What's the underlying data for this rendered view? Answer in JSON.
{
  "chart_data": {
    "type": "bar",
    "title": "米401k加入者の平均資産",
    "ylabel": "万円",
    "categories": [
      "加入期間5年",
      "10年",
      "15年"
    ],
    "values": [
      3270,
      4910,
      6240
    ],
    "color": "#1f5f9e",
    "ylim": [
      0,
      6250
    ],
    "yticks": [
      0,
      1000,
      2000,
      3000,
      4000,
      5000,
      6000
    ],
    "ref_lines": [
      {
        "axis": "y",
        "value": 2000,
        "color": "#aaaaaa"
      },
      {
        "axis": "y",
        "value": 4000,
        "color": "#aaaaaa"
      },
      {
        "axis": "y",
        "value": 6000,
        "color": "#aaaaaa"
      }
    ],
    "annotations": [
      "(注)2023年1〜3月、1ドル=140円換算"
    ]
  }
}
*-*-*
◆ Task details
Set out the complete listing exactly as shown.

◆ Result of the task
What's the underlying data for this rendered view? Answer in JSON.
{
  "chart_data": {
    "type": "bar",
    "title": "米401k加入者の平均資産",
    "ylabel": "万円",
    "categories": [
      "加入期間5年",
      "10年",
      "15年"
    ],
    "values": [
      3270,
      4910,
      6240
    ],
    "color": "#1f5f9e",
    "ylim": [
      0,
      6250
    ],
    "yticks": [
      0,
      1000,
      2000,
      3000,
      4000,
      5000,
      6000
    ],
    "ref_lines": [
      {
        "axis": "y",
        "value": 2000,
        "color": "#aaaaaa"
      },
      {
        "axis": "y",
        "value": 4000,
        "color": "#aaaaaa"
      },
      {
        "axis": "y",
        "value": 6000,
        "color": "#aaaaaa"
      }
    ],
    "annotations": [
      "(注)2023年1〜3月、1ドル=140円換算"
    ]
  }
}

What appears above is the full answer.